Set exercise. Return each line containing "until".

Start of Available records

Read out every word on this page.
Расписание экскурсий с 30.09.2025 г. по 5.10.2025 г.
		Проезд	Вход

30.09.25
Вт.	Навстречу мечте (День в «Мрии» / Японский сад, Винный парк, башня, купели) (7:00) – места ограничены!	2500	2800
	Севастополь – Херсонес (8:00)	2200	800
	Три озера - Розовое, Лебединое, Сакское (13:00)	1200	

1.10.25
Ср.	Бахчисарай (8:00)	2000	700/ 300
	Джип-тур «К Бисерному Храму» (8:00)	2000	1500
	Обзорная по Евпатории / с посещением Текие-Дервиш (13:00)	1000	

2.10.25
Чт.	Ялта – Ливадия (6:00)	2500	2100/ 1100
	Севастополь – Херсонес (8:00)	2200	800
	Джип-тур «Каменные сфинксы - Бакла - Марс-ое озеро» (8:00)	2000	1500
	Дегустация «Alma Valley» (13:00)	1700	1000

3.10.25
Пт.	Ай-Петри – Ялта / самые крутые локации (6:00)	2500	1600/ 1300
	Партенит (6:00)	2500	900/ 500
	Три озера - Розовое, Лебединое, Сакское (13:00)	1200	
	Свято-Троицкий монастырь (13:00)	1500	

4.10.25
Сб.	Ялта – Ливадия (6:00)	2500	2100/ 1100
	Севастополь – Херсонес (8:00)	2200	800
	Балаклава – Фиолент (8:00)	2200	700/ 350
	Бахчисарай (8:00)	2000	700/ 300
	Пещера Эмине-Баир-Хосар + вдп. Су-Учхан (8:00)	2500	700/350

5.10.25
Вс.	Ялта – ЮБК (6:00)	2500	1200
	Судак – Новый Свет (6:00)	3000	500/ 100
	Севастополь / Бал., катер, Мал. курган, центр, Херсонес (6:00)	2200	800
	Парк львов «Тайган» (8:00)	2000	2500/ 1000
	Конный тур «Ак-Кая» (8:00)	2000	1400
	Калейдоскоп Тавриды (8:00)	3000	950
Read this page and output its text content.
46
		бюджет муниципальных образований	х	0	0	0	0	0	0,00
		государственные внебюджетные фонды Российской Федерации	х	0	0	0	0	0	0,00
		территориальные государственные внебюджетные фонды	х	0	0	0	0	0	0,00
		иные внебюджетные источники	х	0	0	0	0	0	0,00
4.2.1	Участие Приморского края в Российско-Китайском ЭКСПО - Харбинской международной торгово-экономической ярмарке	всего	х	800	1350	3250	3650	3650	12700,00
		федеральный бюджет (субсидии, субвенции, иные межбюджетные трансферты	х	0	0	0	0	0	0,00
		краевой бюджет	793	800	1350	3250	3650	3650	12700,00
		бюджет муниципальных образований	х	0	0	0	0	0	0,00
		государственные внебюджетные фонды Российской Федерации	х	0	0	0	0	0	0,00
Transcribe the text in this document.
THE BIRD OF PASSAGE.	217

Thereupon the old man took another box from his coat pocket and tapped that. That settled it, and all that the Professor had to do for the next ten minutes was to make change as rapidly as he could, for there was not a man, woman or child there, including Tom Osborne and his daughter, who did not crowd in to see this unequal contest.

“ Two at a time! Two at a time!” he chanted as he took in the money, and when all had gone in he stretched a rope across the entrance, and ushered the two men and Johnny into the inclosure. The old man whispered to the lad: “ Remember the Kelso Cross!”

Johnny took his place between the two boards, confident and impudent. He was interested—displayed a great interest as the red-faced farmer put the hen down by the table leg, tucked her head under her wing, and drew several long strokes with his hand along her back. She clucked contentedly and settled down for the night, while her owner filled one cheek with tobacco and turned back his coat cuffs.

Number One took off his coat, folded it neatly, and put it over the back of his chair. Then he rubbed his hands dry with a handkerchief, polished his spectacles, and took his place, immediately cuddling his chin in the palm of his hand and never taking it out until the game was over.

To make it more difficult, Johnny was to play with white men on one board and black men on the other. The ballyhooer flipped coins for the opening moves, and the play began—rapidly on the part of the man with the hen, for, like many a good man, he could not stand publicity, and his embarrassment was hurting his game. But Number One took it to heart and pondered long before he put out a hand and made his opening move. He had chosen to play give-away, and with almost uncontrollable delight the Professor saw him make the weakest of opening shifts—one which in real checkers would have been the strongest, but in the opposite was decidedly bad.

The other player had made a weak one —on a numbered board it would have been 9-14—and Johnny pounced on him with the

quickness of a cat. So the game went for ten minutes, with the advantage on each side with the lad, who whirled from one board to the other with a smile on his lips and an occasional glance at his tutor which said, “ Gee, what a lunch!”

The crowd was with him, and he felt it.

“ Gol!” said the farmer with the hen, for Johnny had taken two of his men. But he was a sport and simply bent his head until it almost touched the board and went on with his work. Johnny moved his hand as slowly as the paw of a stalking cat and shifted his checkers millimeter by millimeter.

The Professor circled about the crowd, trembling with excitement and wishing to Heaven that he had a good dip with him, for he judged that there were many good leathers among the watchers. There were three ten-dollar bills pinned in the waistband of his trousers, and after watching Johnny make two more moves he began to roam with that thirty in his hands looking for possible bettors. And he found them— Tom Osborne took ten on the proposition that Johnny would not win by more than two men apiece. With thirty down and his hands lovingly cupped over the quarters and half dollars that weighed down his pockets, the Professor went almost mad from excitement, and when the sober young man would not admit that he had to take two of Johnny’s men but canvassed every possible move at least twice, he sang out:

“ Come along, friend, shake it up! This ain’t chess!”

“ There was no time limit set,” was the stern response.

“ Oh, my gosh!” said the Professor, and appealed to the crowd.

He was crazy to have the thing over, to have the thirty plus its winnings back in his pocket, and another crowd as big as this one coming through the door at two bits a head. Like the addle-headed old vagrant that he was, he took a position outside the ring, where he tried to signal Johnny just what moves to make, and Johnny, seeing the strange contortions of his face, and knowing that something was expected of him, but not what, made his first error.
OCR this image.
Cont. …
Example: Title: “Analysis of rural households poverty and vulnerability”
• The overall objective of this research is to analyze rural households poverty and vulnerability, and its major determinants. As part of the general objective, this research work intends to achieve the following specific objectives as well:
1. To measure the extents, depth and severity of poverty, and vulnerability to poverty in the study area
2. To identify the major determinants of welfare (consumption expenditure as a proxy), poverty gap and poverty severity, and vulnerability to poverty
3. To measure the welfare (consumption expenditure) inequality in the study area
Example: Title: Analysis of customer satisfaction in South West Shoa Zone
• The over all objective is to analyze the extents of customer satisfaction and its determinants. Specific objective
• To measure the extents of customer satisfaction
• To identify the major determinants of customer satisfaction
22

End of Available records

Task result.
Number One took off his coat, folded it neatly, and put it over the back of his chair. Then he rubbed his hands dry with a handkerchief, polished his spectacles, and took his place, immediately cuddling his chin in the palm of his hand and never taking it out until the game was over.
“ Gol!” said the farmer with the hen, for Johnny had taken two of his men. But he was a sport and simply bent his head until it almost touched the board and went on with his work. Johnny moved his hand as slowly as the paw of a stalking cat and shifted his checkers millimeter by millimeter.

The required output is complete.